• [DOCUMENT SEGMENT]
****************

Reading is mandatory; the catalog is a starting point, not a copy target.

  • Fully read templates/charts/charts_index.json before drafting the Eight Confirmations — the read happens up front, not when you sit down to write Section VII. The file contains meta + charts.<key>.summary only; each summary is a selection rule ("Pick for … Skip if …"), not a description. There is no category, quickLookup, or keyword index — selection is done by semantically matching each page's content shape against all 71 summaries in one pass.
  • Not every page needs a chart. When a page's information structure matches a catalog entry, use that template as a structural starting point — keep the visualization type and core layout logic, then adapt composition, density, color, decoration, and accompanying elements to fit this deck's content and visual tone. Free adjustment is encouraged; what is forbidden is (a) generating without reading the catalog, and (b) blind verbatim mimicry that ignores the page's actual content weight.

Workflow:

  1. Read all 71 summaries; for each page, identify the Pick clause that matches the page's content shape AND does not match any Skip clause.
  2. Prefer specificity (vertical_list over generic numbered_steps).
  3. One primary visualization per page; a supporting layout may accompany it.
  4. List selections in Design Spec section VII; section IX only notes the visualization type name per page.

Source vocabulary mismatch — the catalog is in English. When source content uses Chinese / industry jargon ("中台", "架构图", "述职", "管道", "前后端"), translate the intent first, then match against summaries. The catalog deliberately keeps no keyword index — full-read forces semantic matching rather than lexical grep.

Read-audit (mandatory, section VII format) — single combined table; summary-quote column is the anti-fabrication audit, path + usage serve Executor lookup. Format defined in templates/design_spec_reference.md §VII:

Catalog read: 71 templates

| Page | Template      | Path                              | Summary-quote (verbatim) | Usage |
| ---- | ------------- | --------------------------------- | ------------------------ | ----- |
| P03  | bar_chart     | templates/charts/bar_chart.svg    | "<verbatim first sentence>" | <intent> |
| P07  | line_chart    | templates/charts/line_chart.svg   | "<verbatim first sentence>" | <intent> |
| P11  | pie_chart     | templates/charts/pie_chart.svg    | "<verbatim first sentence>" | <intent> |

Runners-up considered (3 entries minimum, drawn from real second-best matches):
- <key_A> | rejected for P03: <reason citing this deck's specifics>
- <key_B> | rejected for P07: <reason>
- <key_C> | rejected for P11: <reason>

The summary-quote must be copy-pasted from charts_index.json — paraphrasing or summarizing breaks the audit. Every template name listed (selected or rejected) must grep cleanly inside charts_index.json (so misspelled or invented keys fail). If fewer than 3 visualization pages exist, list what exists and note "fewer than 3 viz pages"; runners-up still required for each page that does exist.

****************

• [RECORD EXTRACTS]
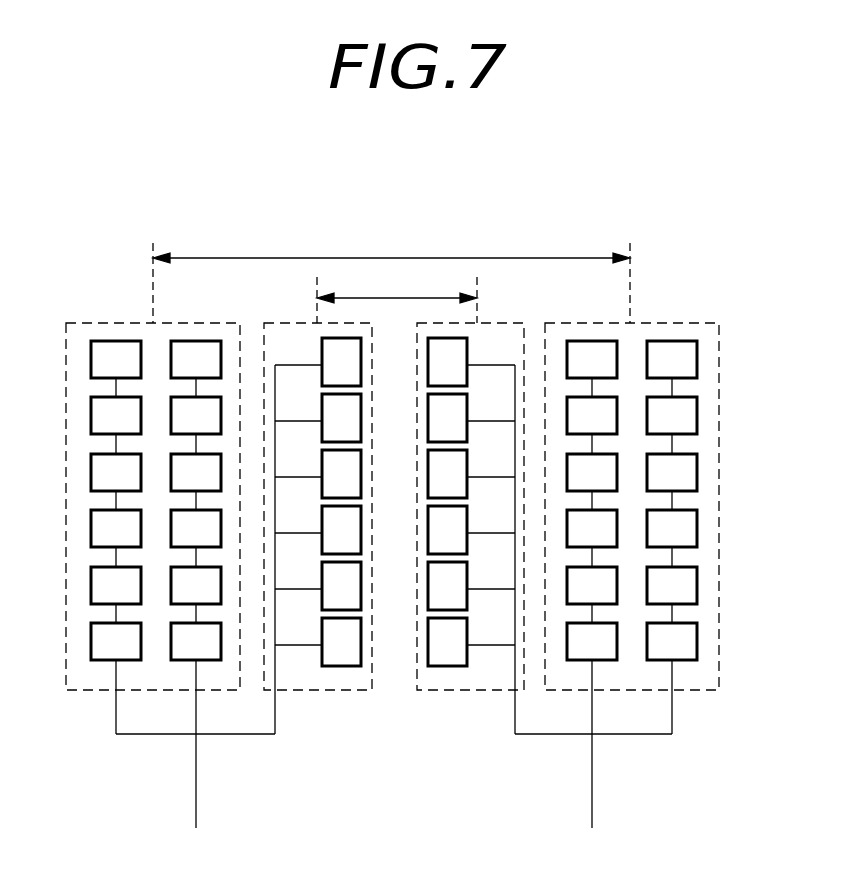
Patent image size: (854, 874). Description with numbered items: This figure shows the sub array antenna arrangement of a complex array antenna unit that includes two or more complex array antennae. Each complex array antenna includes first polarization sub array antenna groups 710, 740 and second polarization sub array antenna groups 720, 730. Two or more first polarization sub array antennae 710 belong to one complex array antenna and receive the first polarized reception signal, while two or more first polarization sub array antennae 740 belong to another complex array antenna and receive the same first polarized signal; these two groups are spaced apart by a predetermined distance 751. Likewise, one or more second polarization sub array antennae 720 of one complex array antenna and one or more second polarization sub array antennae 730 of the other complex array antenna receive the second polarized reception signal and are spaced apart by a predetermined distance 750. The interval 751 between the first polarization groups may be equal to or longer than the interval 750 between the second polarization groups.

The first polarization sub array antenna group 710 is at (80, 690).
The second polarization sub array antenna group 720 is at (325, 690).
The second polarization sub array antenna group 730 is at (467, 690).
The first polarization sub array antenna group 740 is at (693, 690).
The distance between second polarization sub array antenna groups 750 is at (397, 298).
The distance between first polarization sub array antenna groups 751 is at (391, 274).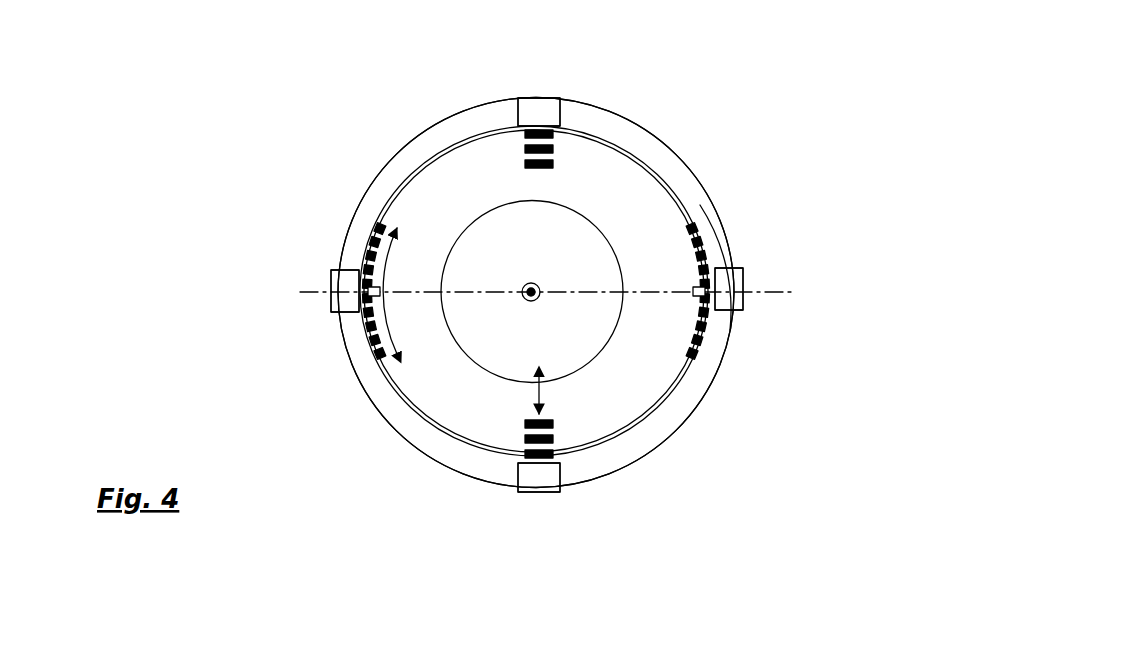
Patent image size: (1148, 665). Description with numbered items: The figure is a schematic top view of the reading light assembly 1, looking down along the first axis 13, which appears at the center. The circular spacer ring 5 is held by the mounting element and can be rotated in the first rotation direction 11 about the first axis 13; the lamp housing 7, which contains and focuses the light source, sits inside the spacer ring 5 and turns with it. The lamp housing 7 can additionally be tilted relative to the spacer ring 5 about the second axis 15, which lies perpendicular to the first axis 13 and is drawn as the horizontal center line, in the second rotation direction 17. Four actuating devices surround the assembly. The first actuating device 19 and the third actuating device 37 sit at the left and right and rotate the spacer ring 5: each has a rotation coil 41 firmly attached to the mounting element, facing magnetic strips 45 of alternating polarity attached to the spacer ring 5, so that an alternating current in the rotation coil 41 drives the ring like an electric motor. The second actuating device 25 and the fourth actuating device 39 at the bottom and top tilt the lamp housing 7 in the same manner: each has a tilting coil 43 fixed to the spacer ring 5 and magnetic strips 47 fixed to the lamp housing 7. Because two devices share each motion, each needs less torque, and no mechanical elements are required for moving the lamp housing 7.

The reading light assembly 1 is at (738, 161).
The spacer ring 5 is at (653, 152).
The lamp housing 7 is at (452, 200).
The first rotation direction 11 is at (392, 208).
The first axis 13 is at (533, 283).
The second axis 15 is at (745, 290).
The second rotation direction 17 is at (538, 388).
The first actuating device 19 is at (309, 303).
The second actuating device 25 is at (573, 461).
The third actuating device 37 is at (723, 341).
The fourth actuating device 39 is at (569, 119).
The rotation coil 41 is at (331, 278).
The tilting coil 43 is at (541, 110).
The magnetic strips 45 is at (707, 243).
The magnetic strips 47 is at (538, 127).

****************

• [WRITTEN TASK 1]
Translate this sentence from the chart-catalog guidelines into Spanish: "Reading is mandatory; the catalog is a starting point, not a copy target."
• [WRITTEN TASK 2]
Carry the chart-catalog guidelines forward from the point where they stop.

• [WRITTEN REPLY 1]
La lectura es obligatoria; el catálogo es un punto de partida, no un modelo para copiar.

• [WRITTEN REPLY 2]
Fallback when no template fits:

  1. Re-read the full summary list with the page's intent re-stated in plain language — "non-obvious" matches often surface on the second pass (e.g. "causal chain" → process_flow or sankey_chart).
  2. If still no fit: data-driven content → table layout; conceptual/illustrative → "AI-generated image" (Image_Generator handles); structural → "custom layout".
  3. Mark the page no-template-match in section VII with the fallback chosen and why. Do NOT silently substitute a close-but-wrong chart.

Speaker Notes Requirements (Default — no discussion needed)

  • File naming: Recommended to match SVG names (01_cover.svgnotes/01_cover.md), also compatible with notes/slide01.md
  • Fill in the Design Spec: total presentation duration, notes style (formal / conversational / interactive), presentation purpose (inform / persuade / inspire / instruct / report)
  • Split note files must NOT contain # heading lines (notes/total.md master document MUST use # heading lines)

2. Mode & Visual-Style Catalogs (Reference for Confirmation Item d)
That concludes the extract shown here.